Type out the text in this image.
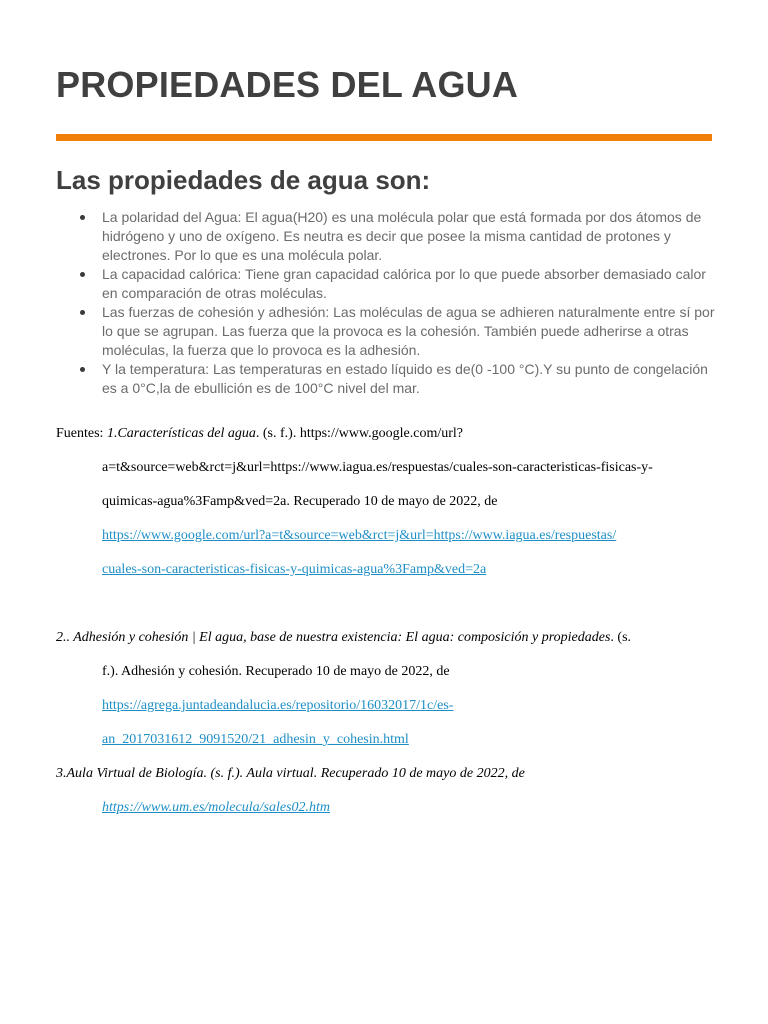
PROPIEDADES DEL AGUA
Las propiedades de agua son:
La polaridad del Agua: El agua(H20) es una molécula polar que está formada por dos átomos de hidrógeno y uno de oxígeno. Es neutra es decir que posee la misma cantidad de protones y electrones. Por lo que es una molécula polar.
La capacidad calórica: Tiene gran capacidad calórica por lo que puede absorber demasiado calor en comparación de otras moléculas.
Las fuerzas de cohesión y adhesión: Las moléculas de agua se adhieren naturalmente entre sí por lo que se agrupan. Las fuerza que la provoca es la cohesión. También puede adherirse a otras moléculas, la fuerza que lo provoca es la adhesión.
Y la temperatura: Las temperaturas en estado líquido es de(0 -100 °C).Y su punto de congelación es a 0°C,la de ebullición es de 100°C nivel del mar.

Fuentes: 1.Características del agua. (s. f.). https://www.google.com/url?

a=t&source=web&rct=j&url=https://www.iagua.es/respuestas/cuales-son-caracteristicas-fisicas-y-

quimicas-agua%3Famp&ved=2a. Recuperado 10 de mayo de 2022, de

https://www.google.com/url?a=t&source=web&rct=j&url=https://www.iagua.es/respuestas/

cuales-son-caracteristicas-fisicas-y-quimicas-agua%3Famp&ved=2a

2.. Adhesión y cohesión | El agua, base de nuestra existencia: El agua: composición y propiedades. (s.

f.). Adhesión y cohesión. Recuperado 10 de mayo de 2022, de

https://agrega.juntadeandalucia.es/repositorio/16032017/1c/es-

an_2017031612_9091520/21_adhesin_y_cohesin.html

3.Aula Virtual de Biología. (s. f.). Aula virtual. Recuperado 10 de mayo de 2022, de

https://www.um.es/molecula/sales02.htm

########################################

Set exercise: Write the records above out again exactly, with no pictures in your copy.

Task answer:
Type out the text in this image.
PROPIEDADES DEL AGUA
Las propiedades de agua son:
La polaridad del Agua: El agua(H20) es una molécula polar que está formada por dos átomos de hidrógeno y uno de oxígeno. Es neutra es decir que posee la misma cantidad de protones y electrones. Por lo que es una molécula polar.
La capacidad calórica: Tiene gran capacidad calórica por lo que puede absorber demasiado calor en comparación de otras moléculas.
Las fuerzas de cohesión y adhesión: Las moléculas de agua se adhieren naturalmente entre sí por lo que se agrupan. Las fuerza que la provoca es la cohesión. También puede adherirse a otras moléculas, la fuerza que lo provoca es la adhesión.
Y la temperatura: Las temperaturas en estado líquido es de(0 -100 °C).Y su punto de congelación es a 0°C,la de ebullición es de 100°C nivel del mar.

Fuentes: 1.Características del agua. (s. f.). https://www.google.com/url?

a=t&source=web&rct=j&url=https://www.iagua.es/respuestas/cuales-son-caracteristicas-fisicas-y-

quimicas-agua%3Famp&ved=2a. Recuperado 10 de mayo de 2022, de

https://www.google.com/url?a=t&source=web&rct=j&url=https://www.iagua.es/respuestas/

cuales-son-caracteristicas-fisicas-y-quimicas-agua%3Famp&ved=2a

2.. Adhesión y cohesión | El agua, base de nuestra existencia: El agua: composición y propiedades. (s.

f.). Adhesión y cohesión. Recuperado 10 de mayo de 2022, de

https://agrega.juntadeandalucia.es/repositorio/16032017/1c/es-

an_2017031612_9091520/21_adhesin_y_cohesin.html

3.Aula Virtual de Biología. (s. f.). Aula virtual. Recuperado 10 de mayo de 2022, de

https://www.um.es/molecula/sales02.htm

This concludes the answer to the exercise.